**Task directions:** Each record below must be returned exactly as shown.

━━━

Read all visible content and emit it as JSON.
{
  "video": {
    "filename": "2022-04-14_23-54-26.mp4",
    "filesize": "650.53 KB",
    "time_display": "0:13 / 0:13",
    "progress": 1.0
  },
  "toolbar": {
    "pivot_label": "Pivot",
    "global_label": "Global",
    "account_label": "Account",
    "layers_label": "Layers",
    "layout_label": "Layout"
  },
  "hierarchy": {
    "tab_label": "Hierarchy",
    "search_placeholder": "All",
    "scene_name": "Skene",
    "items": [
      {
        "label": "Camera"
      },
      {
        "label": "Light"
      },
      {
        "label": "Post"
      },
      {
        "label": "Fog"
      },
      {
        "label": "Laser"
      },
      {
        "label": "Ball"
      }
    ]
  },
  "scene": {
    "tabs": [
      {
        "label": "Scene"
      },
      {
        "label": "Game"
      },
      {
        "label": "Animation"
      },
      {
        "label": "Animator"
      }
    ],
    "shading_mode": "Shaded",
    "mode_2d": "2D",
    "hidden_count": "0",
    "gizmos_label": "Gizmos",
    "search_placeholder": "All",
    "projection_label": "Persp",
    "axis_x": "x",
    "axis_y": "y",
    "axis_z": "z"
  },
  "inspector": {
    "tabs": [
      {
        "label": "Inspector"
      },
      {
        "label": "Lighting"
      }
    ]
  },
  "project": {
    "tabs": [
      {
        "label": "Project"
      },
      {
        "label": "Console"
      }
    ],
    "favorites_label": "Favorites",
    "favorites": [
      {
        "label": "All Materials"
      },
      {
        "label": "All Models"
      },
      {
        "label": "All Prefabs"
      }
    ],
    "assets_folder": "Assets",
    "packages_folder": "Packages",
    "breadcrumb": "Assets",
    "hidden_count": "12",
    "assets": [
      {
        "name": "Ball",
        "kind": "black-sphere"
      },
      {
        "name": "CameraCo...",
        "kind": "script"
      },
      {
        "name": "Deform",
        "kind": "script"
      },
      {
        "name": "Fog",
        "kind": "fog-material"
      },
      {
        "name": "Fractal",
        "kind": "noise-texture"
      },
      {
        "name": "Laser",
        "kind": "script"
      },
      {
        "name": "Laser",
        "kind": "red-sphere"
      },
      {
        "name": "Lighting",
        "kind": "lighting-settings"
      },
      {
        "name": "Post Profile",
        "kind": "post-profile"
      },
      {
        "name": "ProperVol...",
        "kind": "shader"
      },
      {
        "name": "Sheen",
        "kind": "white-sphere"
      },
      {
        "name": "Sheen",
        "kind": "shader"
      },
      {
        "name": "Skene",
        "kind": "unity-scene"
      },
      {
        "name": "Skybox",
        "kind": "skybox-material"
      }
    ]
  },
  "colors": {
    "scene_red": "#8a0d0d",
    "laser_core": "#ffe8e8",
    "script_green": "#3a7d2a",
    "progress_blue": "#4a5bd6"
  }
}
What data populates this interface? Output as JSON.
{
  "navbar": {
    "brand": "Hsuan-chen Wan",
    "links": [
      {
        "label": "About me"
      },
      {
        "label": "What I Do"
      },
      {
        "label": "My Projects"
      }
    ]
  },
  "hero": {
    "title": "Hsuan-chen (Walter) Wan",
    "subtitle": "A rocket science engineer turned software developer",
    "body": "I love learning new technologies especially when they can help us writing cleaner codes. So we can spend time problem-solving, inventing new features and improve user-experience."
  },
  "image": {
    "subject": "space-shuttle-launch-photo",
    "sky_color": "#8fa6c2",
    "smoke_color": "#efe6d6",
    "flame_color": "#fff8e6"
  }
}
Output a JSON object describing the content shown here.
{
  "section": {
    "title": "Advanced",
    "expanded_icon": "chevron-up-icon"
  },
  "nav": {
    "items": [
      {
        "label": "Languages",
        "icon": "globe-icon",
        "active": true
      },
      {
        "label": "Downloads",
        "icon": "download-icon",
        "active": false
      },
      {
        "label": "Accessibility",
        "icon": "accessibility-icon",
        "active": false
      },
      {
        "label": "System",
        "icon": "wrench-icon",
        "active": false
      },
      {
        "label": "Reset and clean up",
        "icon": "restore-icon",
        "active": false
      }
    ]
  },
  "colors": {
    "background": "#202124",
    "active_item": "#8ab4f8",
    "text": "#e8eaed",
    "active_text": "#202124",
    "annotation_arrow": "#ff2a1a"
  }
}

━━━

**Complete answer:**
Read all visible content and emit it as JSON.
{
  "video": {
    "filename": "2022-04-14_23-54-26.mp4",
    "filesize": "650.53 KB",
    "time_display": "0:13 / 0:13",
    "progress": 1.0
  },
  "toolbar": {
    "pivot_label": "Pivot",
    "global_label": "Global",
    "account_label": "Account",
    "layers_label": "Layers",
    "layout_label": "Layout"
  },
  "hierarchy": {
    "tab_label": "Hierarchy",
    "search_placeholder": "All",
    "scene_name": "Skene",
    "items": [
      {
        "label": "Camera"
      },
      {
        "label": "Light"
      },
      {
        "label": "Post"
      },
      {
        "label": "Fog"
      },
      {
        "label": "Laser"
      },
      {
        "label": "Ball"
      }
    ]
  },
  "scene": {
    "tabs": [
      {
        "label": "Scene"
      },
      {
        "label": "Game"
      },
      {
        "label": "Animation"
      },
      {
        "label": "Animator"
      }
    ],
    "shading_mode": "Shaded",
    "mode_2d": "2D",
    "hidden_count": "0",
    "gizmos_label": "Gizmos",
    "search_placeholder": "All",
    "projection_label": "Persp",
    "axis_x": "x",
    "axis_y": "y",
    "axis_z": "z"
  },
  "inspector": {
    "tabs": [
      {
        "label": "Inspector"
      },
      {
        "label": "Lighting"
      }
    ]
  },
  "project": {
    "tabs": [
      {
        "label": "Project"
      },
      {
        "label": "Console"
      }
    ],
    "favorites_label": "Favorites",
    "favorites": [
      {
        "label": "All Materials"
      },
      {
        "label": "All Models"
      },
      {
        "label": "All Prefabs"
      }
    ],
    "assets_folder": "Assets",
    "packages_folder": "Packages",
    "breadcrumb": "Assets",
    "hidden_count": "12",
    "assets": [
      {
        "name": "Ball",
        "kind": "black-sphere"
      },
      {
        "name": "CameraCo...",
        "kind": "script"
      },
      {
        "name": "Deform",
        "kind": "script"
      },
      {
        "name": "Fog",
        "kind": "fog-material"
      },
      {
        "name": "Fractal",
        "kind": "noise-texture"
      },
      {
        "name": "Laser",
        "kind": "script"
      },
      {
        "name": "Laser",
        "kind": "red-sphere"
      },
      {
        "name": "Lighting",
        "kind": "lighting-settings"
      },
      {
        "name": "Post Profile",
        "kind": "post-profile"
      },
      {
        "name": "ProperVol...",
        "kind": "shader"
      },
      {
        "name": "Sheen",
        "kind": "white-sphere"
      },
      {
        "name": "Sheen",
        "kind": "shader"
      },
      {
        "name": "Skene",
        "kind": "unity-scene"
      },
      {
        "name": "Skybox",
        "kind": "skybox-material"
      }
    ]
  },
  "colors": {
    "scene_red": "#8a0d0d",
    "laser_core": "#ffe8e8",
    "script_green": "#3a7d2a",
    "progress_blue": "#4a5bd6"
  }
}
What data populates this interface? Output as JSON.
{
  "navbar": {
    "brand": "Hsuan-chen Wan",
    "links": [
      {
        "label": "About me"
      },
      {
        "label": "What I Do"
      },
      {
        "label": "My Projects"
      }
    ]
  },
  "hero": {
    "title": "Hsuan-chen (Walter) Wan",
    "subtitle": "A rocket science engineer turned software developer",
    "body": "I love learning new technologies especially when they can help us writing cleaner codes. So we can spend time problem-solving, inventing new features and improve user-experience."
  },
  "image": {
    "subject": "space-shuttle-launch-photo",
    "sky_color": "#8fa6c2",
    "smoke_color": "#efe6d6",
    "flame_color": "#fff8e6"
  }
}
Output a JSON object describing the content shown here.
{
  "section": {
    "title": "Advanced",
    "expanded_icon": "chevron-up-icon"
  },
  "nav": {
    "items": [
      {
        "label": "Languages",
        "icon": "globe-icon",
        "active": true
      },
      {
        "label": "Downloads",
        "icon": "download-icon",
        "active": false
      },
      {
        "label": "Accessibility",
        "icon": "accessibility-icon",
        "active": false
      },
      {
        "label": "System",
        "icon": "wrench-icon",
        "active": false
      },
      {
        "label": "Reset and clean up",
        "icon": "restore-icon",
        "active": false
      }
    ]
  },
  "colors": {
    "background": "#202124",
    "active_item": "#8ab4f8",
    "text": "#e8eaed",
    "active_text": "#202124",
    "annotation_arrow": "#ff2a1a"
  }
}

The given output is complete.